## EXCERTO DO TEXTO

************

O céu estava sombrio e nublado, por isso ouvíamos os ruídos dos aviões, mas não conseguíamos ver nada
Sem carro e sem táxis, Viktoriia e o marido andaram uma hora a pé até à estação de metro mais próxima. "Foi a parte mais assustadora. O céu estava sombrio e nublado, por isso ouvíamos os ruídos dos aviões, mas não conseguíamos ver nada. Só tínhamos a esperança de que fossem nossos. Não havia muita gente a pé nas ruas, a maioria das pessoas estava a conduzir... ou a tentar, o trânsito era caótico", recorda.
Quando chegaram à estação - que estava aberta a albergar todos os que procurassem abrigo e onde os metros circulavam normalmente -, Viktoriia e o marido juntaram-se à multidão que aguardava pelos autocarros e, ao fim de três horas de espera, conseguiram finalmente rumar a Kaniv, cidade a cerca de 150 quilómetros a sul de Kiev, onde vive a mãe de Viktoriia. "Não sei genuinamente o que fazer a seguir. Estar aqui é melhor do que estar em Kiev, mas também não me sinto segura", contou a jovem designer, cujo plano deverá passar agora por tentar chegar a Lviv, na fronteira com a Polónia.
Sanções severas não apenas "contra Putin e seus comparsas", mas contra "a Rússia e os russos em geral" é o que defende Viktoriia. "Porque eles são todos responsáveis. A única coisa que pode fazê-los protestar contra o governo é o frigorífico vazio", argumenta, acusando o povo vizinho de se deixar submeter a uma "lavagem cerebral". Isto num dia em que centenas de pessoas foram detidas em protestos anti-guerra na Rússia (cerca de 300 só em Moscovo).
"Eu vejo notícias russas, acompanho os programas, e eles querem realmente atacar todas as ex-repúblicas da União Soviética para 'darem uma lição à NATO'. Pelo menos é para isso que estão a preparar a população em horário nobre na televisão estatal", aponta, ao mesmo tempo que apela por apoio internacional, através do envio de armamento.
Acordou com a explosão e foi para a casa dos pais
Sair de Kiev também foi a solução de curto prazo encontrada por Victoria - é mais uma Victoria numa história sem vitória à vista -, embora de forma diferente do que no caso anterior. A ucraniana de 35 anos "dormia pacificamente" quando ouviu uma explosão. Apesar de toda a escalada de tensões com o "vizinho louco" da Ucrânia, os ataques de hoje apanharam-na de surpresa, admite Victoria, que não demorou a afastar-se do caos da capital (com filas por todo o lado) e fazer-se à estrada com a irmã e o cão rumo à casa dos pais, só a 10 quilómetros de Kiev.

************

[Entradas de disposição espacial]
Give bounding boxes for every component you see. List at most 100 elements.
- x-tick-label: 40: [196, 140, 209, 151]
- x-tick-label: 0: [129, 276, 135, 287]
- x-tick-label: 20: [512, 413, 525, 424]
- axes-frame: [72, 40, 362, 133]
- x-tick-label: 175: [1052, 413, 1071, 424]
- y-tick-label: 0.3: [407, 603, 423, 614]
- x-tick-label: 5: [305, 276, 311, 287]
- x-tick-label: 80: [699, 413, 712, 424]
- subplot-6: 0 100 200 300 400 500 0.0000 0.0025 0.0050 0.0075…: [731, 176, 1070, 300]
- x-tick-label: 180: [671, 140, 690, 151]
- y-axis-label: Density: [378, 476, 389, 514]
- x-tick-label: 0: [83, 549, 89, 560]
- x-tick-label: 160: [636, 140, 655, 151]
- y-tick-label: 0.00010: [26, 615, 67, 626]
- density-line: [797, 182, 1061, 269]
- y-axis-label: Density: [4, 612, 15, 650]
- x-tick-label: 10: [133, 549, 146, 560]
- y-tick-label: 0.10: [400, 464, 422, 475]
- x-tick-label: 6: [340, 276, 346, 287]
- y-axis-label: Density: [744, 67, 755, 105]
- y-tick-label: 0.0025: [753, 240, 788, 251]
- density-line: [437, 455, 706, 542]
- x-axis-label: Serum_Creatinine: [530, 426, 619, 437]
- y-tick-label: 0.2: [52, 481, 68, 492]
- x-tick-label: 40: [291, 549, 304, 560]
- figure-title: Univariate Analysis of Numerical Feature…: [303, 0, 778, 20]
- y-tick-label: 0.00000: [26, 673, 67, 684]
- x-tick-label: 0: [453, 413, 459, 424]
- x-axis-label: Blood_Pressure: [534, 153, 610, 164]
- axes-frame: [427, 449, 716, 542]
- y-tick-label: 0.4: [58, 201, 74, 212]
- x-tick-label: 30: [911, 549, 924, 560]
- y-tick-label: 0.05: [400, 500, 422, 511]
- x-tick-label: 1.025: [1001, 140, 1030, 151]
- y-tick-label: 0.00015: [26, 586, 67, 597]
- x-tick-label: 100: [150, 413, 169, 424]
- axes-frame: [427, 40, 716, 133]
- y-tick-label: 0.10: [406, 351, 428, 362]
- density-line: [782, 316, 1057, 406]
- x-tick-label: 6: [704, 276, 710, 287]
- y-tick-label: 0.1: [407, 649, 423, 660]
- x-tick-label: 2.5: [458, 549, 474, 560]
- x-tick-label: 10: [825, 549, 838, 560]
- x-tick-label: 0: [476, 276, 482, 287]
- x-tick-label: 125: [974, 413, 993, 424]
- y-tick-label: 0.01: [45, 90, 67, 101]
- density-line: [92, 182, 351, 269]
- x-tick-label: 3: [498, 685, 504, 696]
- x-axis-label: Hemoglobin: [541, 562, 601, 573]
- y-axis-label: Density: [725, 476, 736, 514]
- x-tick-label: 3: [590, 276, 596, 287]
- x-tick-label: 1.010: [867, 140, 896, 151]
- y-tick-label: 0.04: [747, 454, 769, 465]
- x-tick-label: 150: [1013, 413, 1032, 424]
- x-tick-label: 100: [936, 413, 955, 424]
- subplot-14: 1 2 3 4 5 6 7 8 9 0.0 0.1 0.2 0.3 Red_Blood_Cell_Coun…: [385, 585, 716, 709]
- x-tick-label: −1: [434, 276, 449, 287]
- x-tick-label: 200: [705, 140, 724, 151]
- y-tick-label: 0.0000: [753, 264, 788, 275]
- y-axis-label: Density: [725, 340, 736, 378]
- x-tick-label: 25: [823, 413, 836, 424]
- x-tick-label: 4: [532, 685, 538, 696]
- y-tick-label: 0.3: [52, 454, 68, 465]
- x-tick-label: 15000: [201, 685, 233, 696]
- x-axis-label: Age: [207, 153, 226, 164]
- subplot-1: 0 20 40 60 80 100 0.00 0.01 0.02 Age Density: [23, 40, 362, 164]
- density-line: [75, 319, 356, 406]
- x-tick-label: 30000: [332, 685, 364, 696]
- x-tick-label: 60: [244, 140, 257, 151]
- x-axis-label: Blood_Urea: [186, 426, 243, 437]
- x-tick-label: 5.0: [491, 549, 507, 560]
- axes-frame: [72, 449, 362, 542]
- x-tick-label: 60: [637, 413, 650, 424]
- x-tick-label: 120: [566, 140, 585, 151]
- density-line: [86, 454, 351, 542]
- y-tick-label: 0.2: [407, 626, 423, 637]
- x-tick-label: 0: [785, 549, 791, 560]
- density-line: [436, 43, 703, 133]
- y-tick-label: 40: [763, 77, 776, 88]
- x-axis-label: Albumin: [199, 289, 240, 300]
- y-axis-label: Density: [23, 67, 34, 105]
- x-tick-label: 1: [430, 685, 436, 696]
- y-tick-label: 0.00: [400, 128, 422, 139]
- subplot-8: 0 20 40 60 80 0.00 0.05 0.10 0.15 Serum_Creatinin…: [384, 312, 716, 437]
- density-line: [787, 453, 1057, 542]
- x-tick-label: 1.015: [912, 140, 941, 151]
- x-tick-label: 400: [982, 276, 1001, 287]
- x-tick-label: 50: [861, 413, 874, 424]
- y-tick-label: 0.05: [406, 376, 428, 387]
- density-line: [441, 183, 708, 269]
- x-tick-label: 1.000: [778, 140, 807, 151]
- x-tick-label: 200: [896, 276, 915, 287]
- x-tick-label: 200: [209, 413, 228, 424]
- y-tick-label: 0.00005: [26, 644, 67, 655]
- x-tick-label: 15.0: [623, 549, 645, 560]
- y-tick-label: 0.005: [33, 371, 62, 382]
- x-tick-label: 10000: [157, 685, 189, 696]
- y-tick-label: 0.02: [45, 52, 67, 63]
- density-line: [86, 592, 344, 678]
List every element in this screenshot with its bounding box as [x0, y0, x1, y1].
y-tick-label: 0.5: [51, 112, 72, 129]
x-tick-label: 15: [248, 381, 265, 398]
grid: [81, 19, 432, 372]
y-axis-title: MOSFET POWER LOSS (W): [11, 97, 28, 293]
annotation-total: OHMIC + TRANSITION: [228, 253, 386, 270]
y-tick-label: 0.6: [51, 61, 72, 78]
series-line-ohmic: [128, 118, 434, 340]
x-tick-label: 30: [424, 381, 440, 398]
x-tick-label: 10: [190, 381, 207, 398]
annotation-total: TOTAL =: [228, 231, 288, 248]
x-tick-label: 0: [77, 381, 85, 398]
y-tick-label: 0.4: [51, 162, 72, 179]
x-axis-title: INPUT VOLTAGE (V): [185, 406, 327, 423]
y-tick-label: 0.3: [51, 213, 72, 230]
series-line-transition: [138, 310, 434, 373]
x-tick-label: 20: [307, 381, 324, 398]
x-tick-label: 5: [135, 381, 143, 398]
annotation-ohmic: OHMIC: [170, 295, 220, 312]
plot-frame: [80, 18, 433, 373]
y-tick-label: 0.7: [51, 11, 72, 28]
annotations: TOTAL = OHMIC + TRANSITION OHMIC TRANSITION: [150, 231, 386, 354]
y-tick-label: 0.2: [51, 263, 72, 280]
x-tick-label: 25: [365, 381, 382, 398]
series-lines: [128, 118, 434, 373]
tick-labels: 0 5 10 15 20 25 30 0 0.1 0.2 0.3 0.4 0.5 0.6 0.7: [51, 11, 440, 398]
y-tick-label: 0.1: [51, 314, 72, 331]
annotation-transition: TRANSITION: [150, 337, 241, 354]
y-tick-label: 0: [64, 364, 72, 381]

************

## PROBLEMAS A RESOLVER
A: Responde a estas perguntas com base no excerto sobre a saída de Kiev:
(i) Quanto tempo andaram Viktoriia e o marido a pé até à estação de metro mais próxima?
(ii) Ao fim de quanto tempo de espera conseguiram apanhar um autocarro para Kaniv?
(iii) Que idade tem Victoria?
B: Devolve sem alterações as linhas dos registos, desde o início até à linha que contém "- x-tick-label: 6: [340, 276, 346, 287]", incluindo esta última.

## RESULTADOS ESPERADOS
A:
(i) Uma hora.
(ii) Três horas.
(iii) 35 anos.

B:
Give bounding boxes for every component you see. List at most 100 elements.
- x-tick-label: 40: [196, 140, 209, 151]
- x-tick-label: 0: [129, 276, 135, 287]
- x-tick-label: 20: [512, 413, 525, 424]
- axes-frame: [72, 40, 362, 133]
- x-tick-label: 175: [1052, 413, 1071, 424]
- y-tick-label: 0.3: [407, 603, 423, 614]
- x-tick-label: 5: [305, 276, 311, 287]
- x-tick-label: 80: [699, 413, 712, 424]
- subplot-6: 0 100 200 300 400 500 0.0000 0.0025 0.0050 0.0075…: [731, 176, 1070, 300]
- x-tick-label: 180: [671, 140, 690, 151]
- y-axis-label: Density: [378, 476, 389, 514]
- x-tick-label: 0: [83, 549, 89, 560]
- x-tick-label: 160: [636, 140, 655, 151]
- y-tick-label: 0.00010: [26, 615, 67, 626]
- density-line: [797, 182, 1061, 269]
- y-axis-label: Density: [4, 612, 15, 650]
- x-tick-label: 10: [133, 549, 146, 560]
- y-tick-label: 0.10: [400, 464, 422, 475]
- x-tick-label: 6: [340, 276, 346, 287]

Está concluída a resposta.